Direction
Pick out all lines of the entries that include the word "JSON" and copy them.

Structured figure records
————————

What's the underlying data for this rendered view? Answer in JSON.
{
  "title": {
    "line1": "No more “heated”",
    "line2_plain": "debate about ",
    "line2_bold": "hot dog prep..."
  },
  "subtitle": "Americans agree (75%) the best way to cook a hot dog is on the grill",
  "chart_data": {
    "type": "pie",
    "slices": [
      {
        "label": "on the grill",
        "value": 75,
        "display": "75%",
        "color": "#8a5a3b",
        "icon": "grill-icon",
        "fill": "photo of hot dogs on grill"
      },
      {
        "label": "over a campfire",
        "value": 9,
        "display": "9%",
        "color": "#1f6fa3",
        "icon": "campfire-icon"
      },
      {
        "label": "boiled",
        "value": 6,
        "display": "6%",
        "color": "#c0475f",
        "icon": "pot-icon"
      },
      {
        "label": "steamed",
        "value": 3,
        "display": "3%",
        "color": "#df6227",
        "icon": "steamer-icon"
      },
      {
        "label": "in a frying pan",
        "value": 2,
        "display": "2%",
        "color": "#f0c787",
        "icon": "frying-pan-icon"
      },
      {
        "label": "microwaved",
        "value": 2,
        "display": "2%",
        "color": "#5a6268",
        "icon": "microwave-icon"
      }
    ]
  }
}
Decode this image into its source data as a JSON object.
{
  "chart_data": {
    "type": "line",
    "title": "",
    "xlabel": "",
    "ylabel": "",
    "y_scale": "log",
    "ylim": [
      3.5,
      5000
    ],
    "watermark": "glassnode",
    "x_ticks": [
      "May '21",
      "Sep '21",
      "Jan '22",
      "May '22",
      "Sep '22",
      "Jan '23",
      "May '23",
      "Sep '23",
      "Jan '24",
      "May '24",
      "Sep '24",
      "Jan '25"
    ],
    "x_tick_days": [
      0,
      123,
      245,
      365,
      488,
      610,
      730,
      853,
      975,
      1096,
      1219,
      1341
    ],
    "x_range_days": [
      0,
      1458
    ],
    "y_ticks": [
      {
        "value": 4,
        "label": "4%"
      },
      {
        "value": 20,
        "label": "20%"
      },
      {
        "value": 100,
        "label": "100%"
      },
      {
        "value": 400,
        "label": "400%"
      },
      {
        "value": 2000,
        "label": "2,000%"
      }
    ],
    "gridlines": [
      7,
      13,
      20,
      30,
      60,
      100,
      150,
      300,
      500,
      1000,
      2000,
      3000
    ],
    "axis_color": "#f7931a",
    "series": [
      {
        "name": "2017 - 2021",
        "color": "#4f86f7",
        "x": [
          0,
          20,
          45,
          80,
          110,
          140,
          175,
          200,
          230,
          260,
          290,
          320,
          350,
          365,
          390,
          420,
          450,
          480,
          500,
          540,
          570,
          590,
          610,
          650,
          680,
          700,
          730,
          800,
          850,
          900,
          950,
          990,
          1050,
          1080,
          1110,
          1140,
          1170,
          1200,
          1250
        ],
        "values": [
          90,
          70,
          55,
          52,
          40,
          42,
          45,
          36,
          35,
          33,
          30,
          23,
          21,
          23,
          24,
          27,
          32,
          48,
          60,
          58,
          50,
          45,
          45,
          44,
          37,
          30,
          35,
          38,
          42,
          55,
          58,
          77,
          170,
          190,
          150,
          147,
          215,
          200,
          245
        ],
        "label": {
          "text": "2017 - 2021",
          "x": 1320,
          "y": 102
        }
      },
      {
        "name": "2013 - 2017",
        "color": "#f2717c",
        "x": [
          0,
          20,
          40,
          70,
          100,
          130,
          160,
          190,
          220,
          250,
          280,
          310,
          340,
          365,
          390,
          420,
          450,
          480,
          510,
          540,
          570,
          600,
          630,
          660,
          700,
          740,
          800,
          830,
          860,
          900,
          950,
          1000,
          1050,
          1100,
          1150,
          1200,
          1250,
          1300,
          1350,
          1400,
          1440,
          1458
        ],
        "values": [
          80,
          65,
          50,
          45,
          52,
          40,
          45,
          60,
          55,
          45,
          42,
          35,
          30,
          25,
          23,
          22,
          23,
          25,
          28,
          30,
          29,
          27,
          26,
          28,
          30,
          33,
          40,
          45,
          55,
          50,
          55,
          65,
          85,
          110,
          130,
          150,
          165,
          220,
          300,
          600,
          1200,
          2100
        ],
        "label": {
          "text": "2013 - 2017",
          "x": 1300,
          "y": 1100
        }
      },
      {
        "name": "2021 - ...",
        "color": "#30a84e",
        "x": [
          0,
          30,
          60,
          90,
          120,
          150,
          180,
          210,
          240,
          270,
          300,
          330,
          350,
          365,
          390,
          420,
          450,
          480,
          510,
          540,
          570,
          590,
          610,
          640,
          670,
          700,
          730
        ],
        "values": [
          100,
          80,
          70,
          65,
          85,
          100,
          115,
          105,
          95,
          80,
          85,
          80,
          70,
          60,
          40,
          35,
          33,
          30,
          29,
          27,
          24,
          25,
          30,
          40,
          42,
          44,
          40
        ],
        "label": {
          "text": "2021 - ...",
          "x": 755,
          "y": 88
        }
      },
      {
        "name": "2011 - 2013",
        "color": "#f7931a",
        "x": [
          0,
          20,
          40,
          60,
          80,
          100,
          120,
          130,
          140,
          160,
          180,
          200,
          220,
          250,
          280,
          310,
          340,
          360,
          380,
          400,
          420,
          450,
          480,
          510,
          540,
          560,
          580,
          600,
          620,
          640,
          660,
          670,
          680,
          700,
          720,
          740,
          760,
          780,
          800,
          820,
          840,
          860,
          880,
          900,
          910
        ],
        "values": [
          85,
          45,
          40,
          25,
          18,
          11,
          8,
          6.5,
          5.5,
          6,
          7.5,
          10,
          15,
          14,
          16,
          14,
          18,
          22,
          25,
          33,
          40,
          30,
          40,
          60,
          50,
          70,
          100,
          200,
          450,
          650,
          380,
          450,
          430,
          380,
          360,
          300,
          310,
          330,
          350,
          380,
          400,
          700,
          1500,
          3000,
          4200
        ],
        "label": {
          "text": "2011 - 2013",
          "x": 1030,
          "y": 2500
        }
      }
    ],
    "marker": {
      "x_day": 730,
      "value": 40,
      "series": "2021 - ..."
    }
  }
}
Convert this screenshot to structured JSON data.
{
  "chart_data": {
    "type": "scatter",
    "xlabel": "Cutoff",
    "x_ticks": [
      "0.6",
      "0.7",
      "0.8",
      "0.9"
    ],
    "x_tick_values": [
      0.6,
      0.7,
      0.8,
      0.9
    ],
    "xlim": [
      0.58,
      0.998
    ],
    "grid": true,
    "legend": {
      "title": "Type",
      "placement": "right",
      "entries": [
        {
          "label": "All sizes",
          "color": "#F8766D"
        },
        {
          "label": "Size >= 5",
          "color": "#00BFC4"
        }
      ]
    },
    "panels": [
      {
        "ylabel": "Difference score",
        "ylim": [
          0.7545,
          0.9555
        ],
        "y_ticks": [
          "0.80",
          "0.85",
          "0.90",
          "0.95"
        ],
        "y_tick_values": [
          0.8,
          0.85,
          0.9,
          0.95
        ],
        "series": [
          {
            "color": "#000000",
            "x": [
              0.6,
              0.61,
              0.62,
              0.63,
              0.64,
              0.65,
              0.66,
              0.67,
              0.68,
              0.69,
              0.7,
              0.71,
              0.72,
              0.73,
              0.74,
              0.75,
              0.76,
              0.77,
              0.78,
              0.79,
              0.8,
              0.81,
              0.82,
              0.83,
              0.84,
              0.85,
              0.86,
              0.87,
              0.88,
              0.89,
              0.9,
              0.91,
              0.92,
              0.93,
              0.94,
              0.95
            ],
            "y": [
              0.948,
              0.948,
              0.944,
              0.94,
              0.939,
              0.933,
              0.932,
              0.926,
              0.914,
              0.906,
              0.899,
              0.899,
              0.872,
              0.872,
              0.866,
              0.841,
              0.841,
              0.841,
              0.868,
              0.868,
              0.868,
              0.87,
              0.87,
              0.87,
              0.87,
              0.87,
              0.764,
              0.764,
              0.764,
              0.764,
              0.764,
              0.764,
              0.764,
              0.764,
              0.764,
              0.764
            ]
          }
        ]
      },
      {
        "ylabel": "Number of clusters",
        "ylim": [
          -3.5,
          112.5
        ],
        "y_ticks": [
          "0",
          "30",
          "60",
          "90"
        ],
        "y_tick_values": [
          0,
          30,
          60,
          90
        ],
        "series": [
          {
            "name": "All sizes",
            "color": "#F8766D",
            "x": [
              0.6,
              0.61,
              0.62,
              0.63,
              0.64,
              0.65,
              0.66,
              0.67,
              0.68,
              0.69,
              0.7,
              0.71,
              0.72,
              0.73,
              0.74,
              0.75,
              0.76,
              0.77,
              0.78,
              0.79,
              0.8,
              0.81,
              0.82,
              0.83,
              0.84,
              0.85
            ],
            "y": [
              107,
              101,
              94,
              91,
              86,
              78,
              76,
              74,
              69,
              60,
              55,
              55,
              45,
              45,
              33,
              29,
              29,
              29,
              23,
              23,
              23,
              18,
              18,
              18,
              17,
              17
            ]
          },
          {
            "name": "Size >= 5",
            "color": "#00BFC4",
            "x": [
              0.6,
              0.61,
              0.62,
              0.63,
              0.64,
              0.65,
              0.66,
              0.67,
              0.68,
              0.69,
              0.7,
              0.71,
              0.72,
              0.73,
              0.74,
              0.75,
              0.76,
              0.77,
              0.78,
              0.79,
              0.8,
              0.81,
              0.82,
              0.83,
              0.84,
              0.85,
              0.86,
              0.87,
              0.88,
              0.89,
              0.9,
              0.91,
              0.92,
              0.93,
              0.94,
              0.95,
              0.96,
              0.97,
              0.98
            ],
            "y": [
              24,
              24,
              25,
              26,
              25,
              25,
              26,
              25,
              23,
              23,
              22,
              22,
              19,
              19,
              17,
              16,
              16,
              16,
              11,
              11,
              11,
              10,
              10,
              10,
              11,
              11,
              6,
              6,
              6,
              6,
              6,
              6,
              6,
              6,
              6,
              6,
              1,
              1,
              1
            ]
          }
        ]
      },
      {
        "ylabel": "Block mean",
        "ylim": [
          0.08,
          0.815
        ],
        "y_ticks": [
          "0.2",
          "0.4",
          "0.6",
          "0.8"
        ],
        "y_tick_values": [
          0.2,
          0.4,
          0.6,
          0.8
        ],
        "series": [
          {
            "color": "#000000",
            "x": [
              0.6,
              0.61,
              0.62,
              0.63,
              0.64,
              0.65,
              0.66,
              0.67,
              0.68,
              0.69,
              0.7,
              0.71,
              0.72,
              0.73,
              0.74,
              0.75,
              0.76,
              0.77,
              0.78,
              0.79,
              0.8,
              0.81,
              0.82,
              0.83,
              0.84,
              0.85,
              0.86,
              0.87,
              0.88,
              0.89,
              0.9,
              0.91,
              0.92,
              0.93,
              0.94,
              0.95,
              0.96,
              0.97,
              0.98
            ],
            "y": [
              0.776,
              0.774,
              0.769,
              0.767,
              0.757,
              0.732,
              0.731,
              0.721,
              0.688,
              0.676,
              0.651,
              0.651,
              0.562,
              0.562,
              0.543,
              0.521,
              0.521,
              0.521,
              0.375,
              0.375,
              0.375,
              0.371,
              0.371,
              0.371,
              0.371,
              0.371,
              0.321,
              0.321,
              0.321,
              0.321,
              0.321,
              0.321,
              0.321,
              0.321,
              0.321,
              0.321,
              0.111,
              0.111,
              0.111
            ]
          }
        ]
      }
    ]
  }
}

————————

Full answer
What's the underlying data for this rendered view? Answer in JSON.
Decode this image into its source data as a JSON object.
Convert this screenshot to structured JSON data.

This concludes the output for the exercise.